» To do
Show every line in the records below that contains the word "JSON".

============================================================

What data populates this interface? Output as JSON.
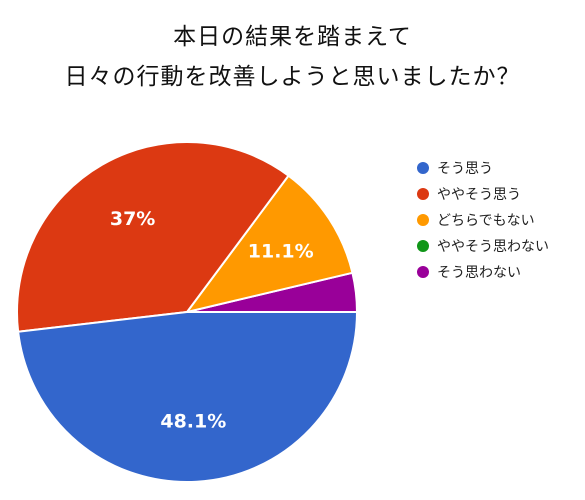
{
  "chart_data": {
    "type": "pie",
    "title": [
      "本日の結果を踏まえて",
      "日々の行動を改善しようと思いましたか？"
    ],
    "legend_position": "right",
    "slices": [
      {
        "label": "そう思う",
        "value": 48.1,
        "display": "48.1%",
        "color": "#3366cc"
      },
      {
        "label": "ややそう思う",
        "value": 37.0,
        "display": "37%",
        "color": "#dc3912"
      },
      {
        "label": "どちらでもない",
        "value": 11.1,
        "display": "11.1%",
        "color": "#ff9900"
      },
      {
        "label": "ややそう思わない",
        "value": 0,
        "display": "",
        "color": "#109618"
      },
      {
        "label": "そう思わない",
        "value": 3.7,
        "display": "",
        "color": "#990099"
      }
    ]
  }
}
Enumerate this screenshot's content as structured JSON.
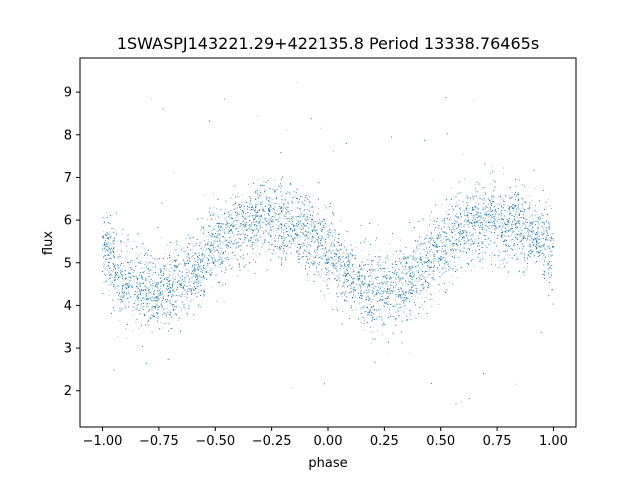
{
  "chart_data": {
    "type": "scatter",
    "title": "1SWASPJ143221.29+422135.8 Period 13338.76465s",
    "xlabel": "phase",
    "ylabel": "flux",
    "xlim": [
      -1.1,
      1.1
    ],
    "ylim": [
      1.15,
      9.8
    ],
    "xticks": [
      -1.0,
      -0.75,
      -0.5,
      -0.25,
      0.0,
      0.25,
      0.5,
      0.75,
      1.0
    ],
    "xtick_labels": [
      "−1.00",
      "−0.75",
      "−0.50",
      "−0.25",
      "0.00",
      "0.25",
      "0.50",
      "0.75",
      "1.00"
    ],
    "yticks": [
      2,
      3,
      4,
      5,
      6,
      7,
      8,
      9
    ],
    "ytick_labels": [
      "2",
      "3",
      "4",
      "5",
      "6",
      "7",
      "8",
      "9"
    ],
    "grid": false,
    "point_color": "#1f77b4",
    "series_trend": {
      "phase": [
        -1.0,
        -0.9,
        -0.8,
        -0.7,
        -0.6,
        -0.5,
        -0.4,
        -0.3,
        -0.2,
        -0.1,
        0.0,
        0.1,
        0.2,
        0.3,
        0.4,
        0.5,
        0.6,
        0.7,
        0.8,
        0.9,
        1.0
      ],
      "flux": [
        5.3,
        4.6,
        4.3,
        4.4,
        4.8,
        5.4,
        5.8,
        6.0,
        5.9,
        5.7,
        5.3,
        4.6,
        4.3,
        4.4,
        4.8,
        5.4,
        5.8,
        6.0,
        5.9,
        5.7,
        5.3
      ]
    },
    "scatter_spread": 0.45,
    "approx_point_count": 14000
  }
}
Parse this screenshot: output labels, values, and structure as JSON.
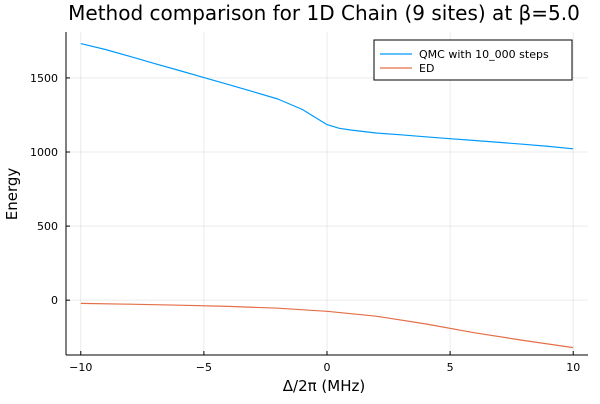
{
  "chart_data": {
    "type": "line",
    "title": "Method comparison for 1D Chain (9 sites) at β=5.0",
    "xlabel": "Δ/2π (MHz)",
    "ylabel": "Energy",
    "xlim": [
      -10.6,
      10.6
    ],
    "ylim": [
      -370,
      1810
    ],
    "xticks": [
      -10,
      -5,
      0,
      5,
      10
    ],
    "xtick_labels": [
      "−10",
      "−5",
      "0",
      "5",
      "10"
    ],
    "yticks": [
      0,
      500,
      1000,
      1500
    ],
    "ytick_labels": [
      "0",
      "500",
      "1000",
      "1500"
    ],
    "grid": true,
    "legend_position": "top-right",
    "series": [
      {
        "name": "QMC with 10_000 steps",
        "color": "#009AFA",
        "x": [
          -10,
          -9,
          -8,
          -7,
          -6,
          -5,
          -4,
          -3,
          -2,
          -1,
          0,
          0.5,
          1,
          2,
          3,
          4,
          5,
          6,
          7,
          8,
          9,
          10
        ],
        "y": [
          1732,
          1692,
          1645,
          1597,
          1550,
          1502,
          1455,
          1407,
          1358,
          1287,
          1185,
          1160,
          1148,
          1128,
          1116,
          1103,
          1090,
          1078,
          1065,
          1052,
          1038,
          1022
        ]
      },
      {
        "name": "ED",
        "color": "#E36F47",
        "x": [
          -10,
          -8,
          -6,
          -4,
          -2,
          0,
          2,
          4,
          6,
          8,
          10
        ],
        "y": [
          -22,
          -27,
          -34,
          -42,
          -54,
          -75,
          -108,
          -160,
          -220,
          -272,
          -320
        ]
      }
    ]
  }
}
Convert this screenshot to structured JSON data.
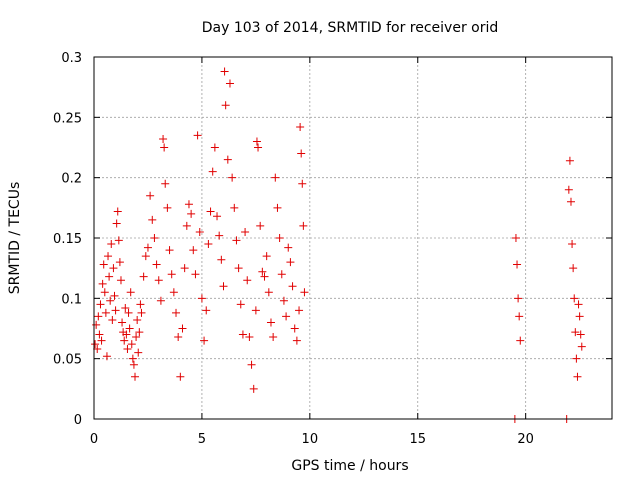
{
  "chart_data": {
    "type": "scatter",
    "title": "Day 103 of 2014, SRMTID for receiver orid",
    "xlabel": "GPS time / hours",
    "ylabel": "SRMTID / TECUs",
    "xlim": [
      0,
      24
    ],
    "ylim": [
      0,
      0.3
    ],
    "xticks": [
      "0",
      "5",
      "10",
      "15",
      "20"
    ],
    "yticks": [
      "0",
      "0.05",
      "0.1",
      "0.15",
      "0.2",
      "0.25",
      "0.3"
    ],
    "grid": true,
    "marker": "plus",
    "color": "#e00000",
    "series": [
      {
        "points": [
          [
            0.05,
            0.062
          ],
          [
            0.1,
            0.078
          ],
          [
            0.15,
            0.058
          ],
          [
            0.2,
            0.085
          ],
          [
            0.25,
            0.07
          ],
          [
            0.3,
            0.095
          ],
          [
            0.35,
            0.065
          ],
          [
            0.4,
            0.112
          ],
          [
            0.45,
            0.128
          ],
          [
            0.5,
            0.105
          ],
          [
            0.55,
            0.088
          ],
          [
            0.6,
            0.052
          ],
          [
            0.65,
            0.135
          ],
          [
            0.7,
            0.118
          ],
          [
            0.75,
            0.098
          ],
          [
            0.8,
            0.145
          ],
          [
            0.85,
            0.082
          ],
          [
            0.9,
            0.125
          ],
          [
            0.95,
            0.102
          ],
          [
            1.0,
            0.09
          ],
          [
            1.05,
            0.162
          ],
          [
            1.1,
            0.172
          ],
          [
            1.15,
            0.148
          ],
          [
            1.2,
            0.13
          ],
          [
            1.25,
            0.115
          ],
          [
            1.3,
            0.08
          ],
          [
            1.35,
            0.072
          ],
          [
            1.4,
            0.065
          ],
          [
            1.45,
            0.092
          ],
          [
            1.5,
            0.07
          ],
          [
            1.55,
            0.058
          ],
          [
            1.6,
            0.088
          ],
          [
            1.65,
            0.075
          ],
          [
            1.7,
            0.105
          ],
          [
            1.75,
            0.062
          ],
          [
            1.8,
            0.05
          ],
          [
            1.85,
            0.045
          ],
          [
            1.9,
            0.035
          ],
          [
            1.95,
            0.068
          ],
          [
            2.0,
            0.082
          ],
          [
            2.05,
            0.055
          ],
          [
            2.1,
            0.072
          ],
          [
            2.15,
            0.095
          ],
          [
            2.2,
            0.088
          ],
          [
            2.3,
            0.118
          ],
          [
            2.4,
            0.135
          ],
          [
            2.5,
            0.142
          ],
          [
            2.6,
            0.185
          ],
          [
            2.7,
            0.165
          ],
          [
            2.8,
            0.15
          ],
          [
            2.9,
            0.128
          ],
          [
            3.0,
            0.115
          ],
          [
            3.1,
            0.098
          ],
          [
            3.2,
            0.232
          ],
          [
            3.25,
            0.225
          ],
          [
            3.3,
            0.195
          ],
          [
            3.4,
            0.175
          ],
          [
            3.5,
            0.14
          ],
          [
            3.6,
            0.12
          ],
          [
            3.7,
            0.105
          ],
          [
            3.8,
            0.088
          ],
          [
            3.9,
            0.068
          ],
          [
            4.0,
            0.035
          ],
          [
            4.1,
            0.075
          ],
          [
            4.2,
            0.125
          ],
          [
            4.3,
            0.16
          ],
          [
            4.4,
            0.178
          ],
          [
            4.5,
            0.17
          ],
          [
            4.6,
            0.14
          ],
          [
            4.7,
            0.12
          ],
          [
            4.8,
            0.235
          ],
          [
            4.9,
            0.155
          ],
          [
            5.0,
            0.1
          ],
          [
            5.1,
            0.065
          ],
          [
            5.2,
            0.09
          ],
          [
            5.3,
            0.145
          ],
          [
            5.4,
            0.172
          ],
          [
            5.5,
            0.205
          ],
          [
            5.6,
            0.225
          ],
          [
            5.7,
            0.168
          ],
          [
            5.8,
            0.152
          ],
          [
            5.9,
            0.132
          ],
          [
            6.0,
            0.11
          ],
          [
            6.05,
            0.288
          ],
          [
            6.1,
            0.26
          ],
          [
            6.2,
            0.215
          ],
          [
            6.3,
            0.278
          ],
          [
            6.4,
            0.2
          ],
          [
            6.5,
            0.175
          ],
          [
            6.6,
            0.148
          ],
          [
            6.7,
            0.125
          ],
          [
            6.8,
            0.095
          ],
          [
            6.9,
            0.07
          ],
          [
            7.0,
            0.155
          ],
          [
            7.1,
            0.115
          ],
          [
            7.2,
            0.068
          ],
          [
            7.3,
            0.045
          ],
          [
            7.4,
            0.025
          ],
          [
            7.5,
            0.09
          ],
          [
            7.55,
            0.23
          ],
          [
            7.6,
            0.225
          ],
          [
            7.7,
            0.16
          ],
          [
            7.8,
            0.122
          ],
          [
            7.9,
            0.118
          ],
          [
            8.0,
            0.135
          ],
          [
            8.1,
            0.105
          ],
          [
            8.2,
            0.08
          ],
          [
            8.3,
            0.068
          ],
          [
            8.4,
            0.2
          ],
          [
            8.5,
            0.175
          ],
          [
            8.6,
            0.15
          ],
          [
            8.7,
            0.12
          ],
          [
            8.8,
            0.098
          ],
          [
            8.9,
            0.085
          ],
          [
            9.0,
            0.142
          ],
          [
            9.1,
            0.13
          ],
          [
            9.2,
            0.11
          ],
          [
            9.3,
            0.075
          ],
          [
            9.4,
            0.065
          ],
          [
            9.5,
            0.09
          ],
          [
            9.55,
            0.242
          ],
          [
            9.6,
            0.22
          ],
          [
            9.65,
            0.195
          ],
          [
            9.7,
            0.16
          ],
          [
            9.75,
            0.105
          ],
          [
            19.5,
            0.0
          ],
          [
            19.55,
            0.15
          ],
          [
            19.6,
            0.128
          ],
          [
            19.65,
            0.1
          ],
          [
            19.7,
            0.085
          ],
          [
            19.75,
            0.065
          ],
          [
            21.9,
            0.0
          ],
          [
            22.0,
            0.19
          ],
          [
            22.05,
            0.214
          ],
          [
            22.1,
            0.18
          ],
          [
            22.15,
            0.145
          ],
          [
            22.2,
            0.125
          ],
          [
            22.25,
            0.1
          ],
          [
            22.3,
            0.072
          ],
          [
            22.35,
            0.05
          ],
          [
            22.4,
            0.035
          ],
          [
            22.45,
            0.095
          ],
          [
            22.5,
            0.085
          ],
          [
            22.55,
            0.07
          ],
          [
            22.6,
            0.06
          ]
        ]
      }
    ]
  }
}
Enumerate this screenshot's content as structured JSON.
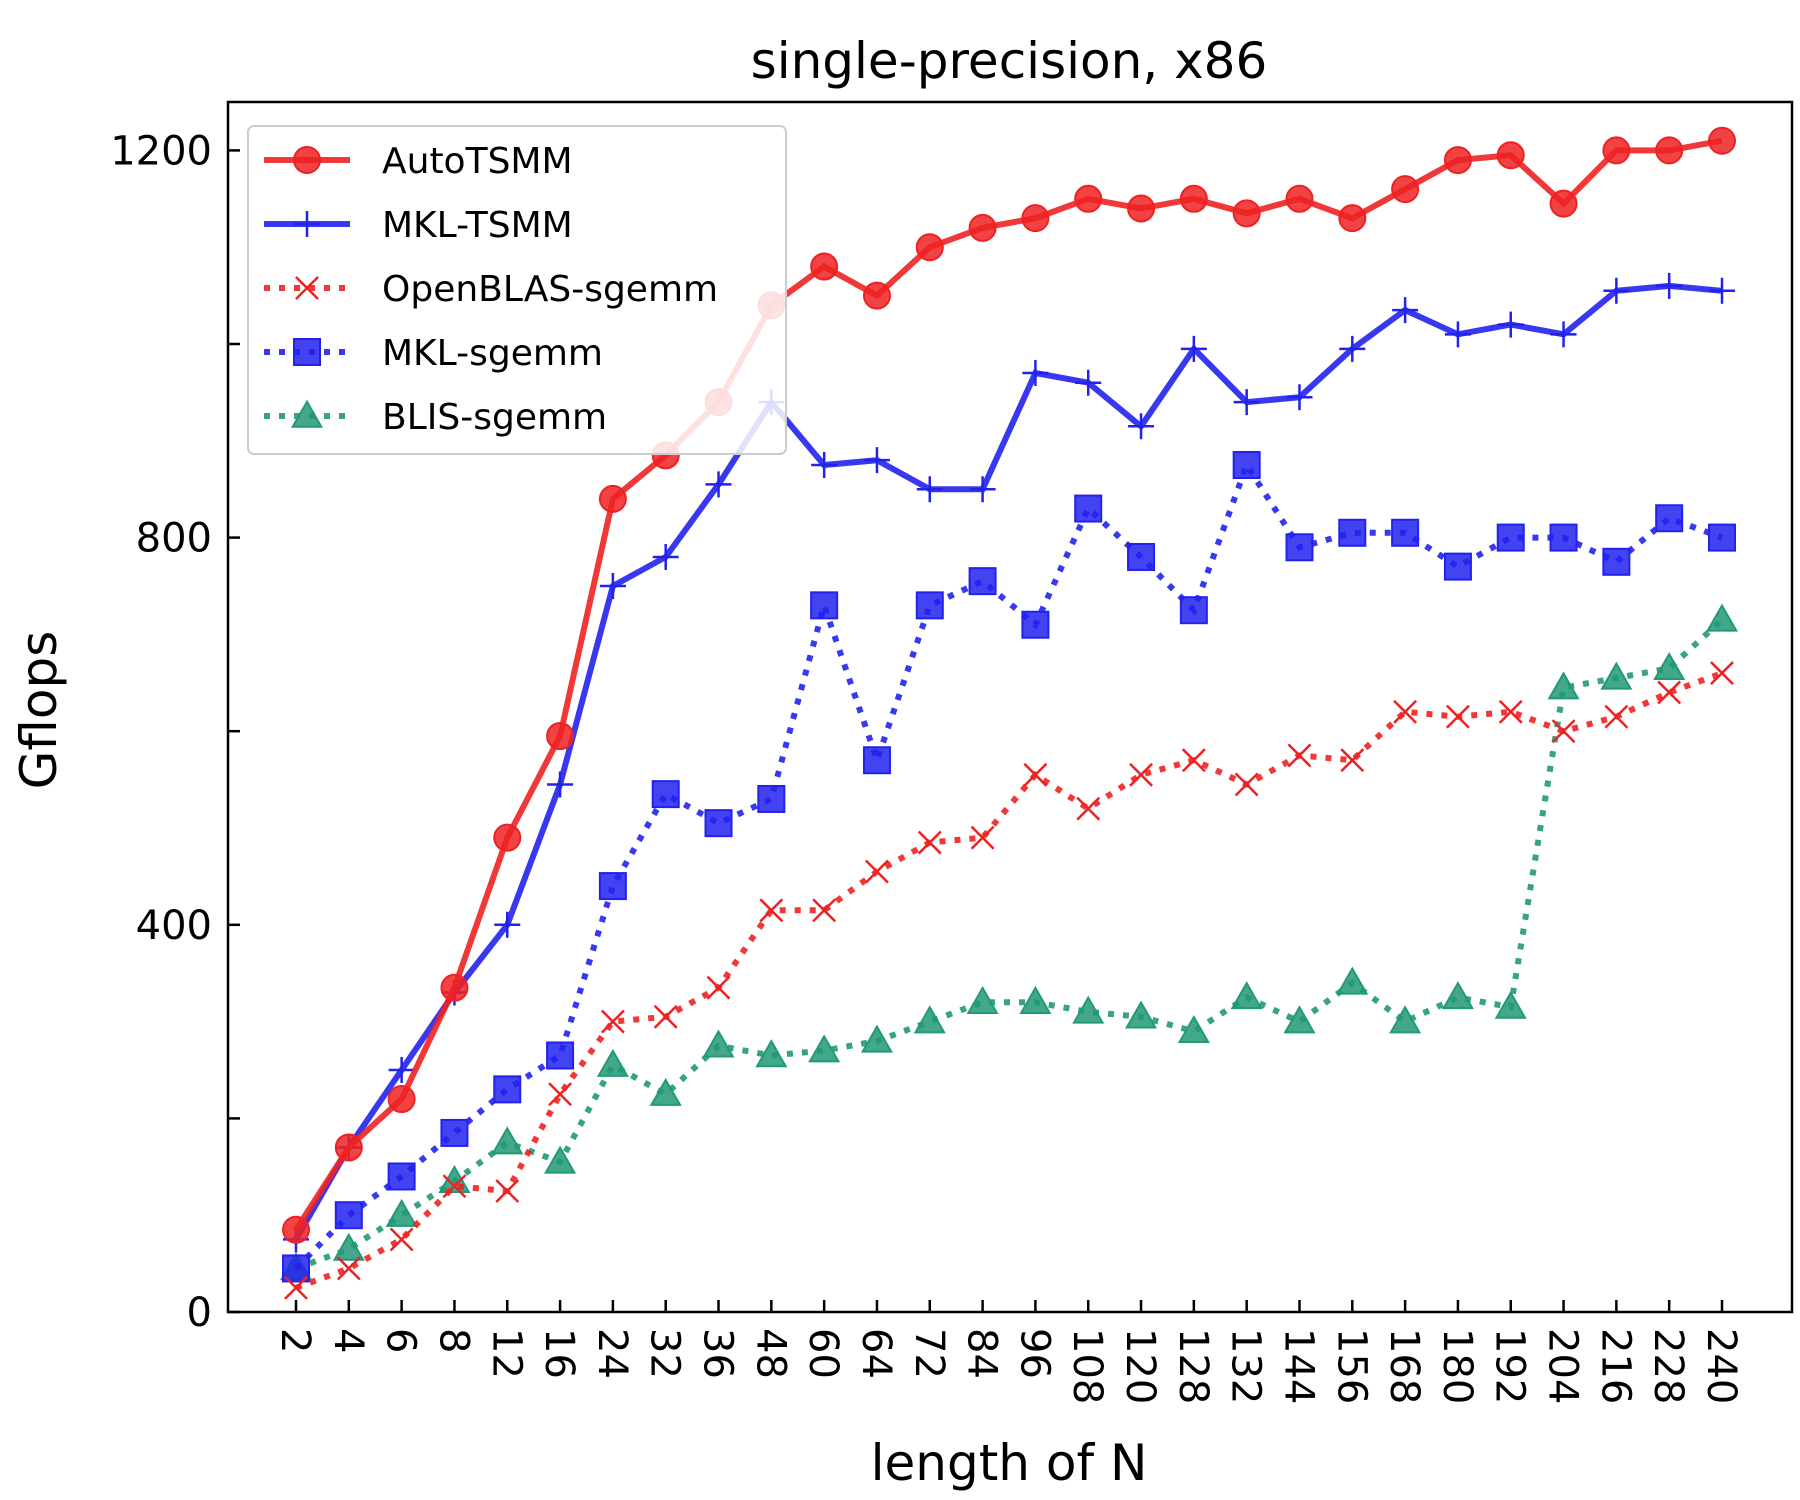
{
  "chart_data": {
    "type": "line",
    "title": "single-precision, x86",
    "xlabel": "length of N",
    "ylabel": "Gflops",
    "ylim": [
      0,
      1250
    ],
    "yticks": [
      0,
      200,
      400,
      600,
      800,
      1000,
      1200
    ],
    "ytick_labels": [
      "0",
      "",
      "400",
      "",
      "800",
      "",
      "1200"
    ],
    "categories": [
      "2",
      "4",
      "6",
      "8",
      "12",
      "16",
      "24",
      "32",
      "36",
      "48",
      "60",
      "64",
      "72",
      "84",
      "96",
      "108",
      "120",
      "128",
      "132",
      "144",
      "156",
      "168",
      "180",
      "192",
      "204",
      "216",
      "228",
      "240"
    ],
    "legend_position": "top-left",
    "series": [
      {
        "name": "AutoTSMM",
        "color": "#ee2222",
        "style": "solid",
        "marker": "circle",
        "values": [
          85,
          170,
          220,
          335,
          490,
          595,
          840,
          885,
          940,
          1040,
          1080,
          1050,
          1100,
          1120,
          1130,
          1150,
          1140,
          1150,
          1135,
          1150,
          1130,
          1160,
          1190,
          1195,
          1145,
          1200,
          1200,
          1210
        ]
      },
      {
        "name": "MKL-TSMM",
        "color": "#2222ee",
        "style": "solid",
        "marker": "plus",
        "values": [
          75,
          170,
          250,
          330,
          400,
          545,
          750,
          780,
          855,
          940,
          875,
          880,
          850,
          850,
          970,
          960,
          915,
          995,
          940,
          945,
          995,
          1035,
          1010,
          1020,
          1010,
          1055,
          1060,
          1055
        ]
      },
      {
        "name": "OpenBLAS-sgemm",
        "color": "#ee2222",
        "style": "dotted",
        "marker": "x",
        "values": [
          25,
          45,
          75,
          130,
          125,
          225,
          300,
          305,
          335,
          415,
          415,
          455,
          485,
          490,
          555,
          520,
          555,
          570,
          545,
          575,
          570,
          620,
          615,
          620,
          600,
          615,
          640,
          660
        ]
      },
      {
        "name": "MKL-sgemm",
        "color": "#2222ee",
        "style": "dotted",
        "marker": "square",
        "values": [
          45,
          100,
          140,
          185,
          230,
          265,
          440,
          535,
          505,
          530,
          730,
          570,
          730,
          755,
          710,
          830,
          780,
          725,
          875,
          790,
          805,
          805,
          770,
          800,
          800,
          775,
          820,
          800
        ]
      },
      {
        "name": "BLIS-sgemm",
        "color": "#229977",
        "style": "dotted",
        "marker": "triangle",
        "values": [
          45,
          65,
          100,
          135,
          175,
          155,
          255,
          225,
          275,
          265,
          270,
          280,
          300,
          320,
          320,
          310,
          305,
          290,
          325,
          300,
          340,
          300,
          325,
          315,
          645,
          655,
          665,
          715
        ]
      }
    ]
  }
}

============================================================

» Solution below
What data populates this interface? Output as JSON.
Enumerate this screenshot's content as structured JSON.
Parse this screenshot: output labels, values, and structure as JSON.
Convert this screenshot to structured JSON data.
Enumerate this screenshot's content as structured JSON.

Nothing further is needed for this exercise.